Task directions - Copy every one of the following lines word for word, leaving nothing out and changing nothing.

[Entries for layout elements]
<<<<

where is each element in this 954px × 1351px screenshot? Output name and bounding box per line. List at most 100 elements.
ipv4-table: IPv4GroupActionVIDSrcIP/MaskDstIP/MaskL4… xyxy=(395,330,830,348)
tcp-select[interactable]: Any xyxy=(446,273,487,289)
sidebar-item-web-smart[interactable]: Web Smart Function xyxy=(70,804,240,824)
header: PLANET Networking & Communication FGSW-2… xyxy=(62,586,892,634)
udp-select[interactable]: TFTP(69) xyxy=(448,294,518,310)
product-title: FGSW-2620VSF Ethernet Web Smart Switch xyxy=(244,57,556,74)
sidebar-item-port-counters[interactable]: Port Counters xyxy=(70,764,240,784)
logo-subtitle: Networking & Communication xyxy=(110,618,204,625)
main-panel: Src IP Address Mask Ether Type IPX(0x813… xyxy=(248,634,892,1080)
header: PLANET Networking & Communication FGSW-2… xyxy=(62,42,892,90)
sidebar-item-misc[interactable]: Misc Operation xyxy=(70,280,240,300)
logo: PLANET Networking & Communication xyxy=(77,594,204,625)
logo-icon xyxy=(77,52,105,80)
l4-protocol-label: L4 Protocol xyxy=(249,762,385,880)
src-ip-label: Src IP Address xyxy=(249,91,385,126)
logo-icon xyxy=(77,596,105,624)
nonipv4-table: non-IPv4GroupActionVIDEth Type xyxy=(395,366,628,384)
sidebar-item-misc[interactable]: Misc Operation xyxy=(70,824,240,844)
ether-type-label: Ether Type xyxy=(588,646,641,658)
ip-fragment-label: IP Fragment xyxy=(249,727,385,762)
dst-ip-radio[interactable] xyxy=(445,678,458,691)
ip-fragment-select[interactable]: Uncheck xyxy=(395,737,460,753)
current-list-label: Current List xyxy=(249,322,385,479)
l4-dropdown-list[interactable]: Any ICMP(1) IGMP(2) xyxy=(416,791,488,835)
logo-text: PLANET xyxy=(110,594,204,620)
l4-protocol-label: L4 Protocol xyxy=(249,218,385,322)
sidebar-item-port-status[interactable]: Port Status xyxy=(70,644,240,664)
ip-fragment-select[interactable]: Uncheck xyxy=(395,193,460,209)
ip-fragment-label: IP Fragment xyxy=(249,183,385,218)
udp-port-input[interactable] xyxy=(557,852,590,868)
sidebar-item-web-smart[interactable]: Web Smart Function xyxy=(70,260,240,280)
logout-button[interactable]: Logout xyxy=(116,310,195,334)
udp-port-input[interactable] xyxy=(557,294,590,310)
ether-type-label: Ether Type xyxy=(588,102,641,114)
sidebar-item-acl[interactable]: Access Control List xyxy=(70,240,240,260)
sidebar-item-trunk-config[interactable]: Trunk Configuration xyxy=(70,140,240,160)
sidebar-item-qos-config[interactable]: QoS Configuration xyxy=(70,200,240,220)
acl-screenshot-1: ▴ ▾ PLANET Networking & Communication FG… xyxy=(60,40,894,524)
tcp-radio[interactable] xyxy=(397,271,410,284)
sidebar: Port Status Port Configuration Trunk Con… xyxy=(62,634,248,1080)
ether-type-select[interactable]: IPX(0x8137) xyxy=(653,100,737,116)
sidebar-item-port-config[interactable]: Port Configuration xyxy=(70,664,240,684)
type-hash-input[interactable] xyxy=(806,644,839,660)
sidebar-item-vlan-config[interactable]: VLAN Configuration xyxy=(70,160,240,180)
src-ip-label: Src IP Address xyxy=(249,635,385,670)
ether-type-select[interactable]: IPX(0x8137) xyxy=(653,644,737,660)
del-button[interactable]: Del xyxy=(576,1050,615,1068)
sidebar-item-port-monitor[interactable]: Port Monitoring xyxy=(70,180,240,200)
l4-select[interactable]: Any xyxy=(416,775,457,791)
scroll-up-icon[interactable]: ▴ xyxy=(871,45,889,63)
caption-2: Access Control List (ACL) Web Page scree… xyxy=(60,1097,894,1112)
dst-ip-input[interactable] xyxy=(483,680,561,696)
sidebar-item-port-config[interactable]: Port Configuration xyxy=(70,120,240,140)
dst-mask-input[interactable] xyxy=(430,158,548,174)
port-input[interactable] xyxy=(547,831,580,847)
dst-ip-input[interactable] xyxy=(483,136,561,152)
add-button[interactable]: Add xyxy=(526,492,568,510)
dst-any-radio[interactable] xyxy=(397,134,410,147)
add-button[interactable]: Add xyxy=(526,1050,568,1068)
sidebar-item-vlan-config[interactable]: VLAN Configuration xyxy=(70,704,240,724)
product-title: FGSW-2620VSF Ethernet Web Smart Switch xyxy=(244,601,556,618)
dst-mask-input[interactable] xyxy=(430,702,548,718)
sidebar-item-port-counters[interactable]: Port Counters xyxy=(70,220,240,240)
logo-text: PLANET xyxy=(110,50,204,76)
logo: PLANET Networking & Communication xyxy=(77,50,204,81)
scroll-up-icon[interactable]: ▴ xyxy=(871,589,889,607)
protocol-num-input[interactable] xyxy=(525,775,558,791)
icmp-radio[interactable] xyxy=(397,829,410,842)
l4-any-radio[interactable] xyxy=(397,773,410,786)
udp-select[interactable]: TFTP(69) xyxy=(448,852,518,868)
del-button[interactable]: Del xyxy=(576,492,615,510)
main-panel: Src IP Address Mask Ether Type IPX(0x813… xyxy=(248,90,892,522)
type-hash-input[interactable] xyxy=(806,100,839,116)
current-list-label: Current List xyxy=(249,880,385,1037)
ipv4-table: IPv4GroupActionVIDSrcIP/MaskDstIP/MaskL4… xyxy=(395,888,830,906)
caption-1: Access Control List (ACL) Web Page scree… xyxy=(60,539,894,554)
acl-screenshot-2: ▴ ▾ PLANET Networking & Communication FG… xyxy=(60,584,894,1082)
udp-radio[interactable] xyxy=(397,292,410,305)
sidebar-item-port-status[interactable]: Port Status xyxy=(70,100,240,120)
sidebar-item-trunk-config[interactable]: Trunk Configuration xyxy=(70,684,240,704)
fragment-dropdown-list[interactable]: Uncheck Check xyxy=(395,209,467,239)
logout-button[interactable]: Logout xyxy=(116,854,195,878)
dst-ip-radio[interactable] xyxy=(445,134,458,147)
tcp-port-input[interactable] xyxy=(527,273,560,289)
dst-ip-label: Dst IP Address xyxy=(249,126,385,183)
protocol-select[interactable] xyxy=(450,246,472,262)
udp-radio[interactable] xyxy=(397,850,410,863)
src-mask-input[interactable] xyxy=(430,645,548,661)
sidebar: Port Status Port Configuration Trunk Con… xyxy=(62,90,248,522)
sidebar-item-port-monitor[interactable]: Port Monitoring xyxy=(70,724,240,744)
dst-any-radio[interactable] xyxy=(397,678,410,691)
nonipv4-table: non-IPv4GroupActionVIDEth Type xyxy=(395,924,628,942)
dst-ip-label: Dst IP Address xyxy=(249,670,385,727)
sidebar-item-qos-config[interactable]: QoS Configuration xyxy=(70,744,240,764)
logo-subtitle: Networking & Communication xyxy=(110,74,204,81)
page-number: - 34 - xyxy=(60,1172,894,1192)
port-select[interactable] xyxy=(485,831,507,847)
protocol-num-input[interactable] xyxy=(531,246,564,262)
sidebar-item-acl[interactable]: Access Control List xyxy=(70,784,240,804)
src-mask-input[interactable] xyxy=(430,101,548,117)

>>>>

Expected answer -
where is each element in this 954px × 1351px screenshot? Output name and bounding box per line. List at most 100 elements.
ipv4-table: IPv4GroupActionVIDSrcIP/MaskDstIP/MaskL4… xyxy=(395,330,830,348)
tcp-select[interactable]: Any xyxy=(446,273,487,289)
sidebar-item-web-smart[interactable]: Web Smart Function xyxy=(70,804,240,824)
header: PLANET Networking & Communication FGSW-2… xyxy=(62,586,892,634)
udp-select[interactable]: TFTP(69) xyxy=(448,294,518,310)
product-title: FGSW-2620VSF Ethernet Web Smart Switch xyxy=(244,57,556,74)
sidebar-item-port-counters[interactable]: Port Counters xyxy=(70,764,240,784)
logo-subtitle: Networking & Communication xyxy=(110,618,204,625)
main-panel: Src IP Address Mask Ether Type IPX(0x813… xyxy=(248,634,892,1080)
header: PLANET Networking & Communication FGSW-2… xyxy=(62,42,892,90)
sidebar-item-misc[interactable]: Misc Operation xyxy=(70,280,240,300)
logo: PLANET Networking & Communication xyxy=(77,594,204,625)
logo-icon xyxy=(77,52,105,80)
l4-protocol-label: L4 Protocol xyxy=(249,762,385,880)
src-ip-label: Src IP Address xyxy=(249,91,385,126)
logo-icon xyxy=(77,596,105,624)
nonipv4-table: non-IPv4GroupActionVIDEth Type xyxy=(395,366,628,384)
sidebar-item-misc[interactable]: Misc Operation xyxy=(70,824,240,844)
ether-type-label: Ether Type xyxy=(588,646,641,658)
ip-fragment-label: IP Fragment xyxy=(249,727,385,762)
dst-ip-radio[interactable] xyxy=(445,678,458,691)
ip-fragment-select[interactable]: Uncheck xyxy=(395,737,460,753)
current-list-label: Current List xyxy=(249,322,385,479)
l4-dropdown-list[interactable]: Any ICMP(1) IGMP(2) xyxy=(416,791,488,835)
logo-text: PLANET xyxy=(110,594,204,620)
l4-protocol-label: L4 Protocol xyxy=(249,218,385,322)
sidebar-item-port-status[interactable]: Port Status xyxy=(70,644,240,664)
ip-fragment-select[interactable]: Uncheck xyxy=(395,193,460,209)
ip-fragment-label: IP Fragment xyxy=(249,183,385,218)
udp-port-input[interactable] xyxy=(557,852,590,868)
sidebar-item-web-smart[interactable]: Web Smart Function xyxy=(70,260,240,280)
logout-button[interactable]: Logout xyxy=(116,310,195,334)
udp-port-input[interactable] xyxy=(557,294,590,310)
ether-type-label: Ether Type xyxy=(588,102,641,114)
sidebar-item-acl[interactable]: Access Control List xyxy=(70,240,240,260)
sidebar-item-trunk-config[interactable]: Trunk Configuration xyxy=(70,140,240,160)
sidebar-item-qos-config[interactable]: QoS Configuration xyxy=(70,200,240,220)
acl-screenshot-1: ▴ ▾ PLANET Networking & Communication FG… xyxy=(60,40,894,524)
tcp-radio[interactable] xyxy=(397,271,410,284)
sidebar: Port Status Port Configuration Trunk Con… xyxy=(62,634,248,1080)
ether-type-select[interactable]: IPX(0x8137) xyxy=(653,100,737,116)
sidebar-item-port-config[interactable]: Port Configuration xyxy=(70,664,240,684)
type-hash-input[interactable] xyxy=(806,644,839,660)
sidebar-item-vlan-config[interactable]: VLAN Configuration xyxy=(70,160,240,180)
src-ip-label: Src IP Address xyxy=(249,635,385,670)
ether-type-select[interactable]: IPX(0x8137) xyxy=(653,644,737,660)
del-button[interactable]: Del xyxy=(576,1050,615,1068)
sidebar-item-port-monitor[interactable]: Port Monitoring xyxy=(70,180,240,200)
l4-select[interactable]: Any xyxy=(416,775,457,791)
scroll-up-icon[interactable]: ▴ xyxy=(871,45,889,63)
caption-2: Access Control List (ACL) Web Page scree… xyxy=(60,1097,894,1112)
dst-ip-input[interactable] xyxy=(483,680,561,696)
sidebar-item-port-config[interactable]: Port Configuration xyxy=(70,120,240,140)
dst-mask-input[interactable] xyxy=(430,158,548,174)
port-input[interactable] xyxy=(547,831,580,847)
dst-ip-input[interactable] xyxy=(483,136,561,152)
add-button[interactable]: Add xyxy=(526,492,568,510)
dst-any-radio[interactable] xyxy=(397,134,410,147)
add-button[interactable]: Add xyxy=(526,1050,568,1068)
sidebar-item-vlan-config[interactable]: VLAN Configuration xyxy=(70,704,240,724)
product-title: FGSW-2620VSF Ethernet Web Smart Switch xyxy=(244,601,556,618)
dst-mask-input[interactable] xyxy=(430,702,548,718)
sidebar-item-port-counters[interactable]: Port Counters xyxy=(70,220,240,240)
logo-text: PLANET xyxy=(110,50,204,76)
logo: PLANET Networking & Communication xyxy=(77,50,204,81)
scroll-up-icon[interactable]: ▴ xyxy=(871,589,889,607)
protocol-num-input[interactable] xyxy=(525,775,558,791)
icmp-radio[interactable] xyxy=(397,829,410,842)
l4-any-radio[interactable] xyxy=(397,773,410,786)
udp-select[interactable]: TFTP(69) xyxy=(448,852,518,868)
del-button[interactable]: Del xyxy=(576,492,615,510)
main-panel: Src IP Address Mask Ether Type IPX(0x813… xyxy=(248,90,892,522)
type-hash-input[interactable] xyxy=(806,100,839,116)
current-list-label: Current List xyxy=(249,880,385,1037)
ipv4-table: IPv4GroupActionVIDSrcIP/MaskDstIP/MaskL4… xyxy=(395,888,830,906)
caption-1: Access Control List (ACL) Web Page scree… xyxy=(60,539,894,554)
acl-screenshot-2: ▴ ▾ PLANET Networking & Communication FG… xyxy=(60,584,894,1082)
udp-radio[interactable] xyxy=(397,292,410,305)
sidebar-item-port-status[interactable]: Port Status xyxy=(70,100,240,120)
sidebar-item-trunk-config[interactable]: Trunk Configuration xyxy=(70,684,240,704)
fragment-dropdown-list[interactable]: Uncheck Check xyxy=(395,209,467,239)
logout-button[interactable]: Logout xyxy=(116,854,195,878)
dst-ip-radio[interactable] xyxy=(445,134,458,147)
tcp-port-input[interactable] xyxy=(527,273,560,289)
dst-ip-label: Dst IP Address xyxy=(249,126,385,183)
protocol-select[interactable] xyxy=(450,246,472,262)
udp-radio[interactable] xyxy=(397,850,410,863)
src-mask-input[interactable] xyxy=(430,645,548,661)
sidebar: Port Status Port Configuration Trunk Con… xyxy=(62,90,248,522)
sidebar-item-port-monitor[interactable]: Port Monitoring xyxy=(70,724,240,744)
dst-any-radio[interactable] xyxy=(397,678,410,691)
nonipv4-table: non-IPv4GroupActionVIDEth Type xyxy=(395,924,628,942)
dst-ip-label: Dst IP Address xyxy=(249,670,385,727)
sidebar-item-qos-config[interactable]: QoS Configuration xyxy=(70,744,240,764)
logo-subtitle: Networking & Communication xyxy=(110,74,204,81)
page-number: - 34 - xyxy=(60,1172,894,1192)
port-select[interactable] xyxy=(485,831,507,847)
protocol-num-input[interactable] xyxy=(531,246,564,262)
sidebar-item-acl[interactable]: Access Control List xyxy=(70,784,240,804)
src-mask-input[interactable] xyxy=(430,101,548,117)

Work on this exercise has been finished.